## INFORMATION PROVIDED
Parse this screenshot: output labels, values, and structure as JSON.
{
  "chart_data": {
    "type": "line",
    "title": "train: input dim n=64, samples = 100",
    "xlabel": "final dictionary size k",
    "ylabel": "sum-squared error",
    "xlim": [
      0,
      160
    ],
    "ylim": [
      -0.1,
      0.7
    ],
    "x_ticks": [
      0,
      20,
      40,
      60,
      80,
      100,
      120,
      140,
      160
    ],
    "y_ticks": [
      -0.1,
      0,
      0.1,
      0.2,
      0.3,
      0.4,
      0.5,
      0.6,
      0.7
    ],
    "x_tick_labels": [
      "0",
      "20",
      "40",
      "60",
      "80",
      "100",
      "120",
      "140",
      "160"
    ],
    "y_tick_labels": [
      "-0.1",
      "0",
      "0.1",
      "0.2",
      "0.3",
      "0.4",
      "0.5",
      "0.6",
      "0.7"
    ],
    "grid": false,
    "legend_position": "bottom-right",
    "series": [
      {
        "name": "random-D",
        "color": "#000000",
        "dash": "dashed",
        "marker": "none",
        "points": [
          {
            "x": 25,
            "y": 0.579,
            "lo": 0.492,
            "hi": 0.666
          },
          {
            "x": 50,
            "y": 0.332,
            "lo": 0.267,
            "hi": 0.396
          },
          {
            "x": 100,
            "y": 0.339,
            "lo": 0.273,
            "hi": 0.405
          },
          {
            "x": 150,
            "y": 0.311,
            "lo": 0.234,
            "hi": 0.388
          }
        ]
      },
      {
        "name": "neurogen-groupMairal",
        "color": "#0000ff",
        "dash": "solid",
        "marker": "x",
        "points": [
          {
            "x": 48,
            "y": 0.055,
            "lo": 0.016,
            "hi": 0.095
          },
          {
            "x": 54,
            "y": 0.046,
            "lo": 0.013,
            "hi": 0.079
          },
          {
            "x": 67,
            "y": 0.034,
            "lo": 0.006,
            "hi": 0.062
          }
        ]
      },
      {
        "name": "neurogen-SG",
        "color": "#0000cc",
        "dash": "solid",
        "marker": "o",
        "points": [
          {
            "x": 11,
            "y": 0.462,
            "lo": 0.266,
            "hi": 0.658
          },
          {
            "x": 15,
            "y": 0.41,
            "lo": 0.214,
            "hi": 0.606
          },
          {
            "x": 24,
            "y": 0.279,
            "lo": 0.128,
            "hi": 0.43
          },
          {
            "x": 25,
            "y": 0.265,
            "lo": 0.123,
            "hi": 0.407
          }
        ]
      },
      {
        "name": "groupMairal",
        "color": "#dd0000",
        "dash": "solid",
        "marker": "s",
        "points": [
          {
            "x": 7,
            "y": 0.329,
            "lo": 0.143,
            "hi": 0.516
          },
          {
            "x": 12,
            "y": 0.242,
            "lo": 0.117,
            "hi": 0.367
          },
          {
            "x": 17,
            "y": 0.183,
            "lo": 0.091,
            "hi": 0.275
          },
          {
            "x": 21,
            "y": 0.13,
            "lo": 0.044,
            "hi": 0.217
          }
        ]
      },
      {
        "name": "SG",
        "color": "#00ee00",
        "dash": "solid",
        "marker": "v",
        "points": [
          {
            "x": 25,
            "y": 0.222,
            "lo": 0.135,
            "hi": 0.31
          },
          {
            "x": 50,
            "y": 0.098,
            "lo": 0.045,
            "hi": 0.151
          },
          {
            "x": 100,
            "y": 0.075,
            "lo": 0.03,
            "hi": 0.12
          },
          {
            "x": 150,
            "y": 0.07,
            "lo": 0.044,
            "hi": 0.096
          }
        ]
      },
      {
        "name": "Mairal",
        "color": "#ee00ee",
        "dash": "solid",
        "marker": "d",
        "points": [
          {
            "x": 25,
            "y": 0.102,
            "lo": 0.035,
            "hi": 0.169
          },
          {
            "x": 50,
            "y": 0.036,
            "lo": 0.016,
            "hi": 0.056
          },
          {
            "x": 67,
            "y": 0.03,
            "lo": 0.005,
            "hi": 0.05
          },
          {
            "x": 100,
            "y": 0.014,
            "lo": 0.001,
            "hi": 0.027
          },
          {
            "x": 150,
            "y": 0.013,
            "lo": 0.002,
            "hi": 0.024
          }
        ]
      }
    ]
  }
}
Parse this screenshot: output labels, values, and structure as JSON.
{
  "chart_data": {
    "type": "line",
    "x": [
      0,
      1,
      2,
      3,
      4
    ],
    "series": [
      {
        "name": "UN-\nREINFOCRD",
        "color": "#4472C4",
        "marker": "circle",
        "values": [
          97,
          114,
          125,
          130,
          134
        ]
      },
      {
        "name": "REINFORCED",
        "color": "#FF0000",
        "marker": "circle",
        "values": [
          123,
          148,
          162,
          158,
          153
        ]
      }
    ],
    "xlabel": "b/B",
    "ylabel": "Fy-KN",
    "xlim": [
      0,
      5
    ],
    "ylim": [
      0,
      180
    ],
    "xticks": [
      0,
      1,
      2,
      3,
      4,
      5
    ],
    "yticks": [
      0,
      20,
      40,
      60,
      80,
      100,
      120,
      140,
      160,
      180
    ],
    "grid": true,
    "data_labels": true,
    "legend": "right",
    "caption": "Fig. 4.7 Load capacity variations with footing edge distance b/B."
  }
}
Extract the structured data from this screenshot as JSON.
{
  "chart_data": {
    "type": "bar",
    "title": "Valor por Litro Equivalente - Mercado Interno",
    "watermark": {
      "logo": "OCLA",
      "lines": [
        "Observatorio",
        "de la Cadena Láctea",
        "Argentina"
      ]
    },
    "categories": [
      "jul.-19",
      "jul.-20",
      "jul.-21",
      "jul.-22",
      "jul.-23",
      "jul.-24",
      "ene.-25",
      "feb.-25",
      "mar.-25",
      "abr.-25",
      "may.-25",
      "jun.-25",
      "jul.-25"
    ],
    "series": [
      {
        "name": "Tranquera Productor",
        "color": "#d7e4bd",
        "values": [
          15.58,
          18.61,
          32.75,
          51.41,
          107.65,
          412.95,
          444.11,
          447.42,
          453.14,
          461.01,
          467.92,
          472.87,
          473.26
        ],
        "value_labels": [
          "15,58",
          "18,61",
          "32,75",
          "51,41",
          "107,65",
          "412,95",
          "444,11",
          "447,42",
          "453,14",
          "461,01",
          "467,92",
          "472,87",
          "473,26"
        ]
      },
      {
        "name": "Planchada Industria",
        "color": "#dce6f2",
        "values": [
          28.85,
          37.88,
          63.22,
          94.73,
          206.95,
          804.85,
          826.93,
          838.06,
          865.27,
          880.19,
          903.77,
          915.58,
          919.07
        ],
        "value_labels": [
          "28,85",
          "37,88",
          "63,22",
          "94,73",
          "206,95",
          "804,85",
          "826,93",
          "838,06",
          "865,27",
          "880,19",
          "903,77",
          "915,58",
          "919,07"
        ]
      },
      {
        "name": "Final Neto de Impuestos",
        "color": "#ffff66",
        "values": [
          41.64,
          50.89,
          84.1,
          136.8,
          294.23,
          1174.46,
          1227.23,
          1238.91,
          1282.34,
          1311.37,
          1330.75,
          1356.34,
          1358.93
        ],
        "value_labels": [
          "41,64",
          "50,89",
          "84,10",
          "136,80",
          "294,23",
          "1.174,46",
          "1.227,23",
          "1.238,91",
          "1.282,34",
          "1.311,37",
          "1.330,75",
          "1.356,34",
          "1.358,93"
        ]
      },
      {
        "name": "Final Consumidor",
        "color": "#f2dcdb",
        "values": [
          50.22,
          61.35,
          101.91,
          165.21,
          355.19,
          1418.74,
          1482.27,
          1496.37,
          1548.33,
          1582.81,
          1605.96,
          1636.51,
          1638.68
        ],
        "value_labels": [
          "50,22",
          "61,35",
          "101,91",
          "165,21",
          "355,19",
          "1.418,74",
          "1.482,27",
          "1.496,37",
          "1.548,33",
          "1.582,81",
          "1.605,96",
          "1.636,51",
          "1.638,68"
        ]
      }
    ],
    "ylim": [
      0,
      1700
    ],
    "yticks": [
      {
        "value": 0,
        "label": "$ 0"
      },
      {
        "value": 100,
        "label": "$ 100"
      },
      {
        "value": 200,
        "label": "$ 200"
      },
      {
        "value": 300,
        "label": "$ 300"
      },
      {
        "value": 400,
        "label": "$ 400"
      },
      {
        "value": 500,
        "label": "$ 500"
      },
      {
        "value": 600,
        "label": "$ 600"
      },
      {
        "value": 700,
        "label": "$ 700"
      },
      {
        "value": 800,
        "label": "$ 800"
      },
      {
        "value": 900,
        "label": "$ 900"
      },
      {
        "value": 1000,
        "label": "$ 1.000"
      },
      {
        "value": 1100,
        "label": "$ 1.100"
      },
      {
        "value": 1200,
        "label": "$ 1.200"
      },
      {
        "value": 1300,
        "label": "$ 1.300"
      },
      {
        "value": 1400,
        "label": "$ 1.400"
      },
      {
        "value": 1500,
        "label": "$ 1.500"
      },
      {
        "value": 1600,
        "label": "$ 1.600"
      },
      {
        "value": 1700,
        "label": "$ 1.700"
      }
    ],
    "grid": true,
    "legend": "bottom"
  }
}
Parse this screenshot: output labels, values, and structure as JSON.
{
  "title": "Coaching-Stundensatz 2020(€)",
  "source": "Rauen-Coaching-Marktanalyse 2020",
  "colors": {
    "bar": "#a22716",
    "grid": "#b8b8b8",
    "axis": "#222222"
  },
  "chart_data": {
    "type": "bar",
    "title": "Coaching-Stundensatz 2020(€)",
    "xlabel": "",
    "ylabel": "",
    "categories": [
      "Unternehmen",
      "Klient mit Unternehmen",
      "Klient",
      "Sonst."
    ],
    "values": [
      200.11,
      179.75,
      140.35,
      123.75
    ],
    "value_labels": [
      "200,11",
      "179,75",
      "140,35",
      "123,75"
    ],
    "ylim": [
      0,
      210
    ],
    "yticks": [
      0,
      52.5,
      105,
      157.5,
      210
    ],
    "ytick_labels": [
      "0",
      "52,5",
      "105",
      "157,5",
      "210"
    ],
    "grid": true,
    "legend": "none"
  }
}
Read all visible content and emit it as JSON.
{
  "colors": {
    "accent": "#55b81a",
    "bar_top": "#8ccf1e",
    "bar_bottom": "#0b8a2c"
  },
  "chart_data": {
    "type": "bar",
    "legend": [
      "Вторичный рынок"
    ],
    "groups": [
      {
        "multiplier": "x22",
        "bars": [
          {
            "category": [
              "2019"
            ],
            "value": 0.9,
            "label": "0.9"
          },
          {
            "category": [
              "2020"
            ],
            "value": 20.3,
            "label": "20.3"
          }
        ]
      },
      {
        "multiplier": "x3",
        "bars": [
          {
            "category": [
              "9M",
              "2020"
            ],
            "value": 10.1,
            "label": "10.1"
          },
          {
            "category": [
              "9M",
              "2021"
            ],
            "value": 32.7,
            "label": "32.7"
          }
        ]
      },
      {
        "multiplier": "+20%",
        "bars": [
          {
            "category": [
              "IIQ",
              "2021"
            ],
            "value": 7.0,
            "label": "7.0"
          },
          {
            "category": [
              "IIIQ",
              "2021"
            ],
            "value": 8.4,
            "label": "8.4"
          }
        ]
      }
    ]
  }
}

## YOUR INSTRUCTIONS
Only lines that contain the word "marker" are wanted; copy each of them.

## TASK SOLUTION
        "marker": "none",
        "marker": "x",
        "marker": "o",
        "marker": "s",
        "marker": "v",
        "marker": "d",
        "marker": "circle",
        "marker": "circle",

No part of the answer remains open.